**WORK TO COMPLETE:**
Reproduce the listing below line for line, switching "Curva ajustada" to "Curva teorica" wherever it occurs and changing nothing else.

━━ INFORMATION GIVEN ━━

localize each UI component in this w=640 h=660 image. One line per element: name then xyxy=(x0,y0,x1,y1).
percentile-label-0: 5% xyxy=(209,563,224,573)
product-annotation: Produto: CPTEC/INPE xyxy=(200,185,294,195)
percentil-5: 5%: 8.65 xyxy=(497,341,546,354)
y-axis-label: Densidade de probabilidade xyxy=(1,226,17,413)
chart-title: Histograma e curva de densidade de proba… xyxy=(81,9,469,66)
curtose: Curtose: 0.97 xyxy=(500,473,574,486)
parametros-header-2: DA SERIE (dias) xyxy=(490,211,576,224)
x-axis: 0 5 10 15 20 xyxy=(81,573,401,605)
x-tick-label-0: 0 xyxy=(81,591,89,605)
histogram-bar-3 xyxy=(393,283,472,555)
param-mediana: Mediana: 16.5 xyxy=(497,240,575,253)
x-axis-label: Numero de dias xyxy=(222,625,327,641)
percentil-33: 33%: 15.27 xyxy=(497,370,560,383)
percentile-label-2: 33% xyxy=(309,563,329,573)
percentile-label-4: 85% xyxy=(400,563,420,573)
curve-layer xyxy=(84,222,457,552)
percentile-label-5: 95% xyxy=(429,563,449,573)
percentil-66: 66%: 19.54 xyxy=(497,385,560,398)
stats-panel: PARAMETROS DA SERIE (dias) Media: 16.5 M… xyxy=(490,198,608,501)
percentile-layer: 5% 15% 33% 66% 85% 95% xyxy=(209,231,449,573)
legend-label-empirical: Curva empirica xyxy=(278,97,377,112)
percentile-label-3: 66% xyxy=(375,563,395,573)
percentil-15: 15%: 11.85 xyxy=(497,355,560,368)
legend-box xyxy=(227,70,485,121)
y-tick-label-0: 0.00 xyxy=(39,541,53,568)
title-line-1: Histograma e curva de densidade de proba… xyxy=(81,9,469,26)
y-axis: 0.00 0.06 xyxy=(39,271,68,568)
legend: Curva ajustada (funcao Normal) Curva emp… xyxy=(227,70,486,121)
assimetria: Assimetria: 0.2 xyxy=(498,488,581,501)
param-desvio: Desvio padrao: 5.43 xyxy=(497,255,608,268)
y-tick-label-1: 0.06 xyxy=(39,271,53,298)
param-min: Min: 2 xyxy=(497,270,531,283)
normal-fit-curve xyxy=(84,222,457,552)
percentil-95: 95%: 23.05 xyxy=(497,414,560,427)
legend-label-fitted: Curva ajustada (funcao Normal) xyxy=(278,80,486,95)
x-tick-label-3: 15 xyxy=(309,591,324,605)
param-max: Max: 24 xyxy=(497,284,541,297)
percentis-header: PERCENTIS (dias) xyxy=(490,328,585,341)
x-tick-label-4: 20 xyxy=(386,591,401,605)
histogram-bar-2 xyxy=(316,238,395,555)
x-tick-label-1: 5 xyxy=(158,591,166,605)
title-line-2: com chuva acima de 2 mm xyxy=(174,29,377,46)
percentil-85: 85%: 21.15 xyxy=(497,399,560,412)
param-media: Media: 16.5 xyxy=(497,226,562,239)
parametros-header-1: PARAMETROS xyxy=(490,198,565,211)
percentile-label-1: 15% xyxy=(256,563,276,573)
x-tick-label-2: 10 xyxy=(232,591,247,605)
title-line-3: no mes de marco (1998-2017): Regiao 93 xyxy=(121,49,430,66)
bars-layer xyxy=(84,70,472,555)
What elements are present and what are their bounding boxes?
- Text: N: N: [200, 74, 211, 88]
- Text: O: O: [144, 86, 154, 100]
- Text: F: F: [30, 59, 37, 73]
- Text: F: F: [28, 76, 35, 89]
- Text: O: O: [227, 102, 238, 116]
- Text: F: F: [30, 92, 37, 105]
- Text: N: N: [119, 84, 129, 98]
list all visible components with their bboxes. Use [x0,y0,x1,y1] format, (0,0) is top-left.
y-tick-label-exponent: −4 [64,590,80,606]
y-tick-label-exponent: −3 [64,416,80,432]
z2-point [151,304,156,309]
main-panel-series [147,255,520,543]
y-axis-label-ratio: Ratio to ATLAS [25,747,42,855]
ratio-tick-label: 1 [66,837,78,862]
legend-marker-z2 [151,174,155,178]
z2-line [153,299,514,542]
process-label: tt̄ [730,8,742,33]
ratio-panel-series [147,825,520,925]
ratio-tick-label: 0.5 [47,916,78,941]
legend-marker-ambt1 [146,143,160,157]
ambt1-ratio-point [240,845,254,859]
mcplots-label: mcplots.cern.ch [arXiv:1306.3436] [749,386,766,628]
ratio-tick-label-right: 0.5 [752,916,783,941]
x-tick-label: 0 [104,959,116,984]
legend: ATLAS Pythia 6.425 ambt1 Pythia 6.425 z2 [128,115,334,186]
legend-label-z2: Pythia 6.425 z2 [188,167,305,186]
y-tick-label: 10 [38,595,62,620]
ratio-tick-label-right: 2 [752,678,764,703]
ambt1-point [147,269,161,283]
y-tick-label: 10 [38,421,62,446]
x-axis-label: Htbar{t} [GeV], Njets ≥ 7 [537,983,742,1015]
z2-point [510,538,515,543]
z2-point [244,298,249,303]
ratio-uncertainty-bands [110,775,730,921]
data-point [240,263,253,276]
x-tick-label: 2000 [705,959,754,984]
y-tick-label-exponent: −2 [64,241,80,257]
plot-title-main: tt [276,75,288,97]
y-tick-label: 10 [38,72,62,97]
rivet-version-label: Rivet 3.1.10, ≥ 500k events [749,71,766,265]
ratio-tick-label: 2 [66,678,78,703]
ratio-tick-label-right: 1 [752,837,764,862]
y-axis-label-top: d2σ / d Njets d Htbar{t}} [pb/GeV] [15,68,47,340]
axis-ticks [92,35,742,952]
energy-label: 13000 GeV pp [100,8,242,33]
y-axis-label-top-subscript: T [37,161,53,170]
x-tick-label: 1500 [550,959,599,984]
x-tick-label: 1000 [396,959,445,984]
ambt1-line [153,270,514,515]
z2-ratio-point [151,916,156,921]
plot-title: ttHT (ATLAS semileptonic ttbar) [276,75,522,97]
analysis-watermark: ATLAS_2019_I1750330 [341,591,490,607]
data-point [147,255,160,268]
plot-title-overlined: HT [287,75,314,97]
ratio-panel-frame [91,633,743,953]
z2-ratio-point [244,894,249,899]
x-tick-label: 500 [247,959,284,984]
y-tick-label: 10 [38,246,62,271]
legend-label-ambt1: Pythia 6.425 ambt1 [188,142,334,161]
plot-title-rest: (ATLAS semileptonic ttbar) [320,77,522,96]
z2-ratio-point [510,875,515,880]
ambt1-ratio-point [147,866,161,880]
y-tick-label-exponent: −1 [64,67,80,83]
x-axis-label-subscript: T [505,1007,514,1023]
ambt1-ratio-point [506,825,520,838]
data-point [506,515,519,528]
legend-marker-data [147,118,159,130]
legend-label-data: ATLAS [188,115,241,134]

━━━

**TASK SOLUTION:**
localize each UI component in this w=640 h=660 image. One line per element: name then xyxy=(x0,y0,x1,y1).
percentile-label-0: 5% xyxy=(209,563,224,573)
product-annotation: Produto: CPTEC/INPE xyxy=(200,185,294,195)
percentil-5: 5%: 8.65 xyxy=(497,341,546,354)
y-axis-label: Densidade de probabilidade xyxy=(1,226,17,413)
chart-title: Histograma e curva de densidade de proba… xyxy=(81,9,469,66)
curtose: Curtose: 0.97 xyxy=(500,473,574,486)
parametros-header-2: DA SERIE (dias) xyxy=(490,211,576,224)
x-axis: 0 5 10 15 20 xyxy=(81,573,401,605)
x-tick-label-0: 0 xyxy=(81,591,89,605)
histogram-bar-3 xyxy=(393,283,472,555)
param-mediana: Mediana: 16.5 xyxy=(497,240,575,253)
x-axis-label: Numero de dias xyxy=(222,625,327,641)
percentil-33: 33%: 15.27 xyxy=(497,370,560,383)
percentile-label-2: 33% xyxy=(309,563,329,573)
percentile-label-4: 85% xyxy=(400,563,420,573)
curve-layer xyxy=(84,222,457,552)
percentile-label-5: 95% xyxy=(429,563,449,573)
percentil-66: 66%: 19.54 xyxy=(497,385,560,398)
stats-panel: PARAMETROS DA SERIE (dias) Media: 16.5 M… xyxy=(490,198,608,501)
percentile-layer: 5% 15% 33% 66% 85% 95% xyxy=(209,231,449,573)
legend-label-empirical: Curva empirica xyxy=(278,97,377,112)
percentile-label-3: 66% xyxy=(375,563,395,573)
percentil-15: 15%: 11.85 xyxy=(497,355,560,368)
legend-box xyxy=(227,70,485,121)
y-tick-label-0: 0.00 xyxy=(39,541,53,568)
title-line-1: Histograma e curva de densidade de proba… xyxy=(81,9,469,26)
y-axis: 0.00 0.06 xyxy=(39,271,68,568)
legend: Curva teorica (funcao Normal) Curva emp… xyxy=(227,70,486,121)
assimetria: Assimetria: 0.2 xyxy=(498,488,581,501)
param-desvio: Desvio padrao: 5.43 xyxy=(497,255,608,268)
y-tick-label-1: 0.06 xyxy=(39,271,53,298)
param-min: Min: 2 xyxy=(497,270,531,283)
normal-fit-curve xyxy=(84,222,457,552)
percentil-95: 95%: 23.05 xyxy=(497,414,560,427)
legend-label-fitted: Curva teorica (funcao Normal) xyxy=(278,80,486,95)
x-tick-label-3: 15 xyxy=(309,591,324,605)
param-max: Max: 24 xyxy=(497,284,541,297)
percentis-header: PERCENTIS (dias) xyxy=(490,328,585,341)
x-tick-label-4: 20 xyxy=(386,591,401,605)
histogram-bar-2 xyxy=(316,238,395,555)
x-tick-label-1: 5 xyxy=(158,591,166,605)
title-line-2: com chuva acima de 2 mm xyxy=(174,29,377,46)
percentil-85: 85%: 21.15 xyxy=(497,399,560,412)
param-media: Media: 16.5 xyxy=(497,226,562,239)
parametros-header-1: PARAMETROS xyxy=(490,198,565,211)
percentile-label-1: 15% xyxy=(256,563,276,573)
x-tick-label-2: 10 xyxy=(232,591,247,605)
title-line-3: no mes de marco (1998-2017): Regiao 93 xyxy=(121,49,430,66)
bars-layer xyxy=(84,70,472,555)
What elements are present and what are their bounding boxes?
- Text: N: N: [200, 74, 211, 88]
- Text: O: O: [144, 86, 154, 100]
- Text: F: F: [30, 59, 37, 73]
- Text: F: F: [28, 76, 35, 89]
- Text: O: O: [227, 102, 238, 116]
- Text: F: F: [30, 92, 37, 105]
- Text: N: N: [119, 84, 129, 98]
list all visible components with their bboxes. Use [x0,y0,x1,y1] format, (0,0) is top-left.
y-tick-label-exponent: −4 [64,590,80,606]
y-tick-label-exponent: −3 [64,416,80,432]
z2-point [151,304,156,309]
main-panel-series [147,255,520,543]
y-axis-label-ratio: Ratio to ATLAS [25,747,42,855]
ratio-tick-label: 1 [66,837,78,862]
legend-marker-z2 [151,174,155,178]
z2-line [153,299,514,542]
process-label: tt̄ [730,8,742,33]
ratio-panel-series [147,825,520,925]
ratio-tick-label: 0.5 [47,916,78,941]
legend-marker-ambt1 [146,143,160,157]
ambt1-ratio-point [240,845,254,859]
mcplots-label: mcplots.cern.ch [arXiv:1306.3436] [749,386,766,628]
ratio-tick-label-right: 0.5 [752,916,783,941]
x-tick-label: 0 [104,959,116,984]
legend: ATLAS Pythia 6.425 ambt1 Pythia 6.425 z2 [128,115,334,186]
legend-label-z2: Pythia 6.425 z2 [188,167,305,186]
y-tick-label: 10 [38,595,62,620]
ratio-tick-label-right: 2 [752,678,764,703]
ambt1-point [147,269,161,283]
y-tick-label: 10 [38,421,62,446]
x-axis-label: Htbar{t} [GeV], Njets ≥ 7 [537,983,742,1015]
z2-point [510,538,515,543]
z2-point [244,298,249,303]
ratio-uncertainty-bands [110,775,730,921]
data-point [240,263,253,276]
x-tick-label: 2000 [705,959,754,984]
y-tick-label-exponent: −2 [64,241,80,257]
plot-title-main: tt [276,75,288,97]
y-tick-label: 10 [38,72,62,97]
rivet-version-label: Rivet 3.1.10, ≥ 500k events [749,71,766,265]
ratio-tick-label: 2 [66,678,78,703]
ratio-tick-label-right: 1 [752,837,764,862]
y-axis-label-top: d2σ / d Njets d Htbar{t}} [pb/GeV] [15,68,47,340]
axis-ticks [92,35,742,952]
energy-label: 13000 GeV pp [100,8,242,33]
y-axis-label-top-subscript: T [37,161,53,170]
x-tick-label: 1500 [550,959,599,984]
x-tick-label: 1000 [396,959,445,984]
ambt1-line [153,270,514,515]
z2-ratio-point [151,916,156,921]
plot-title: ttHT (ATLAS semileptonic ttbar) [276,75,522,97]
analysis-watermark: ATLAS_2019_I1750330 [341,591,490,607]
data-point [147,255,160,268]
plot-title-overlined: HT [287,75,314,97]
ratio-panel-frame [91,633,743,953]
z2-ratio-point [244,894,249,899]
x-tick-label: 500 [247,959,284,984]
y-tick-label: 10 [38,246,62,271]
legend-label-ambt1: Pythia 6.425 ambt1 [188,142,334,161]
plot-title-rest: (ATLAS semileptonic ttbar) [320,77,522,96]
z2-ratio-point [510,875,515,880]
ambt1-ratio-point [147,866,161,880]
y-tick-label-exponent: −1 [64,67,80,83]
x-axis-label-subscript: T [505,1007,514,1023]
ambt1-ratio-point [506,825,520,838]
data-point [506,515,519,528]
legend-marker-data [147,118,159,130]
legend-label-data: ATLAS [188,115,241,134]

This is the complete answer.